DATASET:
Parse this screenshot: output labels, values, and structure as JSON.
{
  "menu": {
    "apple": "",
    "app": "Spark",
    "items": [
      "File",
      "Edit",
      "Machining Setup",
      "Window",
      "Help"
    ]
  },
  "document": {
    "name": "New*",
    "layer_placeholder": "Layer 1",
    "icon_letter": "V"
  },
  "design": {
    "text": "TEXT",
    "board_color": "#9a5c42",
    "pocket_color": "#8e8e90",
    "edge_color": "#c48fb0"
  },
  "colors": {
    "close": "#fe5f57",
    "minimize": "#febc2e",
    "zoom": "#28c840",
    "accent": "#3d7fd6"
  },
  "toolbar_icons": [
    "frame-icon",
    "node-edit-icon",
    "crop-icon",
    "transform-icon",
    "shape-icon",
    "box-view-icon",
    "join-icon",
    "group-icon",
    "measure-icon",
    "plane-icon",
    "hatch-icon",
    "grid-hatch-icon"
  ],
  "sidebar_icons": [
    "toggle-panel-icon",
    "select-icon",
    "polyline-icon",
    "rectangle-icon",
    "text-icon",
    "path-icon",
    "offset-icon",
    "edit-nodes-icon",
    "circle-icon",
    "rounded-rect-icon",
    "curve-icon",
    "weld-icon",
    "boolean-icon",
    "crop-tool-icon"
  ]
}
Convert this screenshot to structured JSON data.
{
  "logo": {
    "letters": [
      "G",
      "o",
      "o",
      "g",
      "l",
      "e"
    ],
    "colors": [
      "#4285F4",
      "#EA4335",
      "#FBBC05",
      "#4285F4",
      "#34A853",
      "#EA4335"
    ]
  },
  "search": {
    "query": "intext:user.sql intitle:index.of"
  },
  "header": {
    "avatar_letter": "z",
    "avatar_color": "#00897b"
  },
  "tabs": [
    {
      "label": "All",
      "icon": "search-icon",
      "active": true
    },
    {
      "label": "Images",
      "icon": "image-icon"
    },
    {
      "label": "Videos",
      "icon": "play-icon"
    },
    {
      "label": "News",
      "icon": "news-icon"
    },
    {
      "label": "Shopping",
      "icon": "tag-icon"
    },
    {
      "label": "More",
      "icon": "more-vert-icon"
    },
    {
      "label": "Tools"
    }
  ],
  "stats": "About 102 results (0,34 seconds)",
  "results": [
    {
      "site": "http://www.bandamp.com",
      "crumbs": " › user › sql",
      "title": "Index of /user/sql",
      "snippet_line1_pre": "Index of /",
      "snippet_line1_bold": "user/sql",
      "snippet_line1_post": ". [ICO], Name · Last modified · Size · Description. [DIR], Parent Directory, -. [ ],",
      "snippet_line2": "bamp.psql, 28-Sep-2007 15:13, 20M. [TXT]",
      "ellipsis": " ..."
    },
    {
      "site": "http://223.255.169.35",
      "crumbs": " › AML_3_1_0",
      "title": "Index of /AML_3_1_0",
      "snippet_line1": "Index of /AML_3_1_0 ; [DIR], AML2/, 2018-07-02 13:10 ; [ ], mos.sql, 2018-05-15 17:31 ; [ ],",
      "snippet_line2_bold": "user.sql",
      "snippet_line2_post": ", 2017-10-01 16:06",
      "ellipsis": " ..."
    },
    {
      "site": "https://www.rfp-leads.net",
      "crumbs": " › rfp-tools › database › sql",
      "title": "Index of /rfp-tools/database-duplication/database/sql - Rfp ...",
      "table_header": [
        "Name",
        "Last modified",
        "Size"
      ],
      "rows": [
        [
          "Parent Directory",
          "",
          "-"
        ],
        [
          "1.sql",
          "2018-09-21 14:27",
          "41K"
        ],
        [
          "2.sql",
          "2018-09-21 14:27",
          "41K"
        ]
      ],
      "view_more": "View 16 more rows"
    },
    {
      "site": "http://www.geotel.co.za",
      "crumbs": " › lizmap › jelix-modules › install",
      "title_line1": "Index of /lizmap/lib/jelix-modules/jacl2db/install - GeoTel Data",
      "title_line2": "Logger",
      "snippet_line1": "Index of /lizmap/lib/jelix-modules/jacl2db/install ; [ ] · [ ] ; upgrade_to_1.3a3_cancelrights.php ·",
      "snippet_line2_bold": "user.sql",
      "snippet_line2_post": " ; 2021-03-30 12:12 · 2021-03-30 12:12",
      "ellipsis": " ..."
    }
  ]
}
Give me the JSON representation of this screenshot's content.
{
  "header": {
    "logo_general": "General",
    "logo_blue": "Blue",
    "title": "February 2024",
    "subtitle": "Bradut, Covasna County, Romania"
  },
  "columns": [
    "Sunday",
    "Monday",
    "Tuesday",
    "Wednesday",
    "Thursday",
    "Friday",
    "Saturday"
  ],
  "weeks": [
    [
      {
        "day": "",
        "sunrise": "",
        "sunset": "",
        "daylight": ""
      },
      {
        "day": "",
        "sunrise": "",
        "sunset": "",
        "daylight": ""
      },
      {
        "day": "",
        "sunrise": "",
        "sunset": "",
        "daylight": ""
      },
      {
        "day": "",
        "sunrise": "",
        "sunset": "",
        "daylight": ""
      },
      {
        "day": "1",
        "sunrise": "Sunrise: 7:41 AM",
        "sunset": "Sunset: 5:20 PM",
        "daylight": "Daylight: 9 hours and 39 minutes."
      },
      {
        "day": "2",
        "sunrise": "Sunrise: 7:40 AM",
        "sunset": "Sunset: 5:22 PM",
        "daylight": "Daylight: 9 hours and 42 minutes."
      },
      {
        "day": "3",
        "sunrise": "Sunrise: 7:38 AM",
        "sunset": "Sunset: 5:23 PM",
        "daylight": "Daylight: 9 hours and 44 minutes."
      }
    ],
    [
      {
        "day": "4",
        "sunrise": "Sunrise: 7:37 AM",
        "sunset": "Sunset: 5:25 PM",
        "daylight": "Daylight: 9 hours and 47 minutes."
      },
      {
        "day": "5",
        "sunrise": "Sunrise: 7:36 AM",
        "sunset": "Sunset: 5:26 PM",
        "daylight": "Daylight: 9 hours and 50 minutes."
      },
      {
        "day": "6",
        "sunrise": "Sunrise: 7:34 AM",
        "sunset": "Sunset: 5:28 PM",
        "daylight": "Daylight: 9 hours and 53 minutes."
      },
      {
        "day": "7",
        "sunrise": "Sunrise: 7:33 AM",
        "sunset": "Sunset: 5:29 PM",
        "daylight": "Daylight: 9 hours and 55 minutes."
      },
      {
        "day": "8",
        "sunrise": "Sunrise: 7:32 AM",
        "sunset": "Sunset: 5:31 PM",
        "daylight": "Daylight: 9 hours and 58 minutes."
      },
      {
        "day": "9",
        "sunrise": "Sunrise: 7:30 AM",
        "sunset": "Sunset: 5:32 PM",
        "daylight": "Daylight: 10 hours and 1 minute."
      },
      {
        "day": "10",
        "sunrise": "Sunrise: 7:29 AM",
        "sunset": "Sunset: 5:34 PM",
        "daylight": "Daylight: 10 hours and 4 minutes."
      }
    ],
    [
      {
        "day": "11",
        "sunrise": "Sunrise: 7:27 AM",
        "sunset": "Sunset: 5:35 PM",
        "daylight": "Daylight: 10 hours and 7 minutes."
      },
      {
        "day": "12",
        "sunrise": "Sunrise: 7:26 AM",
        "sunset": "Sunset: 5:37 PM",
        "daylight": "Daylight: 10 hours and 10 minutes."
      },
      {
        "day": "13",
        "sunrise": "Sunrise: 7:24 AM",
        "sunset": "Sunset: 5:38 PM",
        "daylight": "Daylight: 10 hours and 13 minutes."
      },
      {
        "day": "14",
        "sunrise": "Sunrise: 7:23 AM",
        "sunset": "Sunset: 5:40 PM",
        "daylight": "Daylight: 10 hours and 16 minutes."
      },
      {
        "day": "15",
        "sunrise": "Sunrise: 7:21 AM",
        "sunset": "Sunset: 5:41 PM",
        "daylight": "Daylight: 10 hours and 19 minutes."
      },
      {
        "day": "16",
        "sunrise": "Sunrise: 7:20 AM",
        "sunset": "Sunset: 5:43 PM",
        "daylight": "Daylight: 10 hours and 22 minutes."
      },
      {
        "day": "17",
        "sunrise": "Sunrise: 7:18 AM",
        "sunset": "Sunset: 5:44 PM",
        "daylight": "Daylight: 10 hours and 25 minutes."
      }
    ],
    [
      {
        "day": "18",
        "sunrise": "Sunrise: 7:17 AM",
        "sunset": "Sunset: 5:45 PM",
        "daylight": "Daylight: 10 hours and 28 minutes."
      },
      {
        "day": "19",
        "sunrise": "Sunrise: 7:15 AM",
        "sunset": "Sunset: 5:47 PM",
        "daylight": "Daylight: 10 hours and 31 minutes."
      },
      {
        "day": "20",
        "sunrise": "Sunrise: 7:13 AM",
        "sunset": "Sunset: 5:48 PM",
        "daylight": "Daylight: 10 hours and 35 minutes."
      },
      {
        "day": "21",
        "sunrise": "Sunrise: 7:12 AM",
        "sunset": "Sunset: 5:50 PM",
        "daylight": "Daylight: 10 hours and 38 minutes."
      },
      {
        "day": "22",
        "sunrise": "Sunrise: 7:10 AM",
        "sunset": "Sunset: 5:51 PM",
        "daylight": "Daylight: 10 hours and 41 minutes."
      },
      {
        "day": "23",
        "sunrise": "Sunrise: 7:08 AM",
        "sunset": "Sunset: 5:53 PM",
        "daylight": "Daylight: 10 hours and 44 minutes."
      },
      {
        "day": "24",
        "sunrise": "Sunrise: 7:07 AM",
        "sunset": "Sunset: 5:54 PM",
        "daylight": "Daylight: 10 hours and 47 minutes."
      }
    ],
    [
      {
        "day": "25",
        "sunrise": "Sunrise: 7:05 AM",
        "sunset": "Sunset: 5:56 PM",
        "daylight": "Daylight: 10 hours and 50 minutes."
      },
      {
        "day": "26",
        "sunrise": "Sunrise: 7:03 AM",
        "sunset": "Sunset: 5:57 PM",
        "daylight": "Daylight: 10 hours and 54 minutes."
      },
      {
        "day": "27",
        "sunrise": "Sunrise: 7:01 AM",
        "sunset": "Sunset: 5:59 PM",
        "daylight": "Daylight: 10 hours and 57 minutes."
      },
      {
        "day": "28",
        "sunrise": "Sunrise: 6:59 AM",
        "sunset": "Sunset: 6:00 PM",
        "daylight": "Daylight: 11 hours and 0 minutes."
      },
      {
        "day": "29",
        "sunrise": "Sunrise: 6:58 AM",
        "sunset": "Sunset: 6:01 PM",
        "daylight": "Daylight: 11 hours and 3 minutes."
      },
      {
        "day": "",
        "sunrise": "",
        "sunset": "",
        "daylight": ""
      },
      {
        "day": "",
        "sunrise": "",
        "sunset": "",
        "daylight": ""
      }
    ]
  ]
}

WRITTEN PROBLEM: Keep only those lines of the records that hold "screenshot", and return them.

EXPECTED ANSWER:
Parse this screenshot: output labels, values, and structure as JSON.
Convert this screenshot to structured JSON data.
Give me the JSON representation of this screenshot's content.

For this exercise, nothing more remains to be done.